##### Materials provided #####

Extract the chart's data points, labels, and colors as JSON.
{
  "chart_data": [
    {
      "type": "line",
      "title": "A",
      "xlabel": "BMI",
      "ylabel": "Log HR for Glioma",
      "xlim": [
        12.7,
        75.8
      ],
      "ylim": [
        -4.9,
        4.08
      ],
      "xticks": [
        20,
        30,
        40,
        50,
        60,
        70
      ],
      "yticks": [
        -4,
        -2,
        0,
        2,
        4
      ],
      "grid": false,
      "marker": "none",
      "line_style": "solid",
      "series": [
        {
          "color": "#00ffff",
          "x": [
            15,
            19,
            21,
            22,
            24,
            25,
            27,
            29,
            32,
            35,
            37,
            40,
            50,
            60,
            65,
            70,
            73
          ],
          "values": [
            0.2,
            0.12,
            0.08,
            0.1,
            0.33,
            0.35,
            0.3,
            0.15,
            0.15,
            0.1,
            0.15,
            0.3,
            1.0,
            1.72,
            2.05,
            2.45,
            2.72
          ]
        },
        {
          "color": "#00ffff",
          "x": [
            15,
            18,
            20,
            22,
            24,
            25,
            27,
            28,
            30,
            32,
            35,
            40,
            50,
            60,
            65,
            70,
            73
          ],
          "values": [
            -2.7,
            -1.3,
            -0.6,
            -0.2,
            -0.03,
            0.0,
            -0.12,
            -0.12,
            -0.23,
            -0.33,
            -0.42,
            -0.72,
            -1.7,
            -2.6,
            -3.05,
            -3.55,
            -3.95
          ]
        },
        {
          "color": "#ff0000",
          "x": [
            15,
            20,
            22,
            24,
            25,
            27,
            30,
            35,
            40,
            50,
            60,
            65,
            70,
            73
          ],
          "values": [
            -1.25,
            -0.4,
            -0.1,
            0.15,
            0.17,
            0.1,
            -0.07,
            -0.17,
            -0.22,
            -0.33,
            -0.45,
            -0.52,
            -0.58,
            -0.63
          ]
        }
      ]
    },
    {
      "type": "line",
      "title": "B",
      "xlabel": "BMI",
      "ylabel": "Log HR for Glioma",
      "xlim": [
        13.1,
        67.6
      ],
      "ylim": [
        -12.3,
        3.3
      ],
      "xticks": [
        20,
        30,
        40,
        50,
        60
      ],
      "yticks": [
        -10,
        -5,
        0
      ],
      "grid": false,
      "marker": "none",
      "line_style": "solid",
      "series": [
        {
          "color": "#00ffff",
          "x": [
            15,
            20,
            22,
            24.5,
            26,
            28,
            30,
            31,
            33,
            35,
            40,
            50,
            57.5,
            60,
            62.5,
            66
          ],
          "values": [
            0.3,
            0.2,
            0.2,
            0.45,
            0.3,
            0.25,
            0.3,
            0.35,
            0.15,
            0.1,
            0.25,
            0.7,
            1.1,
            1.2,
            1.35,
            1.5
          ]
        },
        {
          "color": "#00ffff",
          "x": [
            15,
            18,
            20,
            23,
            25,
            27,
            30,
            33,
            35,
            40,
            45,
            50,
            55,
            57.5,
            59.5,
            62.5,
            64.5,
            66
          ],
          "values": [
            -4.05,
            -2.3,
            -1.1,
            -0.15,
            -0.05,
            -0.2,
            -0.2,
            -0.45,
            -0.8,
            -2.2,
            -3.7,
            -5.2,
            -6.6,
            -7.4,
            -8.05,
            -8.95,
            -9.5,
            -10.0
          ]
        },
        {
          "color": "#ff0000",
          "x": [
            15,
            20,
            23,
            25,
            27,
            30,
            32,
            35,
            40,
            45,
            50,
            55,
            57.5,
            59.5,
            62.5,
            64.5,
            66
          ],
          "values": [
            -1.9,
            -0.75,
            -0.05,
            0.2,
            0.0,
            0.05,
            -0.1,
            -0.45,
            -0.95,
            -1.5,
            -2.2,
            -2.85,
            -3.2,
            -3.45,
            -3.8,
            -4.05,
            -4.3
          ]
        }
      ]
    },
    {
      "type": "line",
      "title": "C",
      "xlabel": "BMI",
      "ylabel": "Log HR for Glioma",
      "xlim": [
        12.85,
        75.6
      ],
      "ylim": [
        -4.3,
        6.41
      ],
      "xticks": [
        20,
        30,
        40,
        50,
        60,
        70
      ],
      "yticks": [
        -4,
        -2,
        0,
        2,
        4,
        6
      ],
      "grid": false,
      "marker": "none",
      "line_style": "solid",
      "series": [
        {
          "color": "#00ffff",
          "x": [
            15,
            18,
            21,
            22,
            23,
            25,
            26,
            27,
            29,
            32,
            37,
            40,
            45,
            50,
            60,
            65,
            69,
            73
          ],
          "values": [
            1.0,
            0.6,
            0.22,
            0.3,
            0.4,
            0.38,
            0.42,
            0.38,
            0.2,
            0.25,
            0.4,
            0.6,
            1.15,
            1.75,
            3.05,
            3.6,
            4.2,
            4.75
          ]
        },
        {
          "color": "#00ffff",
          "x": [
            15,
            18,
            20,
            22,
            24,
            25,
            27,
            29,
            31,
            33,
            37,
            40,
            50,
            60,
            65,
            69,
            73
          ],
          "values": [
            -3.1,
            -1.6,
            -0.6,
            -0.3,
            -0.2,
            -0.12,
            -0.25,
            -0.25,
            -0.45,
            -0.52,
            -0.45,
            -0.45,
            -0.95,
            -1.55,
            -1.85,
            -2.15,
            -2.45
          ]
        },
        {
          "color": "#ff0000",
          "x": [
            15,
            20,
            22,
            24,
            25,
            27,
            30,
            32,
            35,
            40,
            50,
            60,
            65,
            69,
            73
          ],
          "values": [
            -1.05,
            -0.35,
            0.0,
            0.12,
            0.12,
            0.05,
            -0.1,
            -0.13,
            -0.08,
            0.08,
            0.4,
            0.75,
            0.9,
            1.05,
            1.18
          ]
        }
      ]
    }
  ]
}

#####

## Problem statement:
Can you give every line above again, exactly as written?

## Solution to this task:
Extract the chart's data points, labels, and colors as JSON.
{
  "chart_data": [
    {
      "type": "line",
      "title": "A",
      "xlabel": "BMI",
      "ylabel": "Log HR for Glioma",
      "xlim": [
        12.7,
        75.8
      ],
      "ylim": [
        -4.9,
        4.08
      ],
      "xticks": [
        20,
        30,
        40,
        50,
        60,
        70
      ],
      "yticks": [
        -4,
        -2,
        0,
        2,
        4
      ],
      "grid": false,
      "marker": "none",
      "line_style": "solid",
      "series": [
        {
          "color": "#00ffff",
          "x": [
            15,
            19,
            21,
            22,
            24,
            25,
            27,
            29,
            32,
            35,
            37,
            40,
            50,
            60,
            65,
            70,
            73
          ],
          "values": [
            0.2,
            0.12,
            0.08,
            0.1,
            0.33,
            0.35,
            0.3,
            0.15,
            0.15,
            0.1,
            0.15,
            0.3,
            1.0,
            1.72,
            2.05,
            2.45,
            2.72
          ]
        },
        {
          "color": "#00ffff",
          "x": [
            15,
            18,
            20,
            22,
            24,
            25,
            27,
            28,
            30,
            32,
            35,
            40,
            50,
            60,
            65,
            70,
            73
          ],
          "values": [
            -2.7,
            -1.3,
            -0.6,
            -0.2,
            -0.03,
            0.0,
            -0.12,
            -0.12,
            -0.23,
            -0.33,
            -0.42,
            -0.72,
            -1.7,
            -2.6,
            -3.05,
            -3.55,
            -3.95
          ]
        },
        {
          "color": "#ff0000",
          "x": [
            15,
            20,
            22,
            24,
            25,
            27,
            30,
            35,
            40,
            50,
            60,
            65,
            70,
            73
          ],
          "values": [
            -1.25,
            -0.4,
            -0.1,
            0.15,
            0.17,
            0.1,
            -0.07,
            -0.17,
            -0.22,
            -0.33,
            -0.45,
            -0.52,
            -0.58,
            -0.63
          ]
        }
      ]
    },
    {
      "type": "line",
      "title": "B",
      "xlabel": "BMI",
      "ylabel": "Log HR for Glioma",
      "xlim": [
        13.1,
        67.6
      ],
      "ylim": [
        -12.3,
        3.3
      ],
      "xticks": [
        20,
        30,
        40,
        50,
        60
      ],
      "yticks": [
        -10,
        -5,
        0
      ],
      "grid": false,
      "marker": "none",
      "line_style": "solid",
      "series": [
        {
          "color": "#00ffff",
          "x": [
            15,
            20,
            22,
            24.5,
            26,
            28,
            30,
            31,
            33,
            35,
            40,
            50,
            57.5,
            60,
            62.5,
            66
          ],
          "values": [
            0.3,
            0.2,
            0.2,
            0.45,
            0.3,
            0.25,
            0.3,
            0.35,
            0.15,
            0.1,
            0.25,
            0.7,
            1.1,
            1.2,
            1.35,
            1.5
          ]
        },
        {
          "color": "#00ffff",
          "x": [
            15,
            18,
            20,
            23,
            25,
            27,
            30,
            33,
            35,
            40,
            45,
            50,
            55,
            57.5,
            59.5,
            62.5,
            64.5,
            66
          ],
          "values": [
            -4.05,
            -2.3,
            -1.1,
            -0.15,
            -0.05,
            -0.2,
            -0.2,
            -0.45,
            -0.8,
            -2.2,
            -3.7,
            -5.2,
            -6.6,
            -7.4,
            -8.05,
            -8.95,
            -9.5,
            -10.0
          ]
        },
        {
          "color": "#ff0000",
          "x": [
            15,
            20,
            23,
            25,
            27,
            30,
            32,
            35,
            40,
            45,
            50,
            55,
            57.5,
            59.5,
            62.5,
            64.5,
            66
          ],
          "values": [
            -1.9,
            -0.75,
            -0.05,
            0.2,
            0.0,
            0.05,
            -0.1,
            -0.45,
            -0.95,
            -1.5,
            -2.2,
            -2.85,
            -3.2,
            -3.45,
            -3.8,
            -4.05,
            -4.3
          ]
        }
      ]
    },
    {
      "type": "line",
      "title": "C",
      "xlabel": "BMI",
      "ylabel": "Log HR for Glioma",
      "xlim": [
        12.85,
        75.6
      ],
      "ylim": [
        -4.3,
        6.41
      ],
      "xticks": [
        20,
        30,
        40,
        50,
        60,
        70
      ],
      "yticks": [
        -4,
        -2,
        0,
        2,
        4,
        6
      ],
      "grid": false,
      "marker": "none",
      "line_style": "solid",
      "series": [
        {
          "color": "#00ffff",
          "x": [
            15,
            18,
            21,
            22,
            23,
            25,
            26,
            27,
            29,
            32,
            37,
            40,
            45,
            50,
            60,
            65,
            69,
            73
          ],
          "values": [
            1.0,
            0.6,
            0.22,
            0.3,
            0.4,
            0.38,
            0.42,
            0.38,
            0.2,
            0.25,
            0.4,
            0.6,
            1.15,
            1.75,
            3.05,
            3.6,
            4.2,
            4.75
          ]
        },
        {
          "color": "#00ffff",
          "x": [
            15,
            18,
            20,
            22,
            24,
            25,
            27,
            29,
            31,
            33,
            37,
            40,
            50,
            60,
            65,
            69,
            73
          ],
          "values": [
            -3.1,
            -1.6,
            -0.6,
            -0.3,
            -0.2,
            -0.12,
            -0.25,
            -0.25,
            -0.45,
            -0.52,
            -0.45,
            -0.45,
            -0.95,
            -1.55,
            -1.85,
            -2.15,
            -2.45
          ]
        },
        {
          "color": "#ff0000",
          "x": [
            15,
            20,
            22,
            24,
            25,
            27,
            30,
            32,
            35,
            40,
            50,
            60,
            65,
            69,
            73
          ],
          "values": [
            -1.05,
            -0.35,
            0.0,
            0.12,
            0.12,
            0.05,
            -0.1,
            -0.13,
            -0.08,
            0.08,
            0.4,
            0.75,
            0.9,
            1.05,
            1.18
          ]
        }
      ]
    }
  ]
}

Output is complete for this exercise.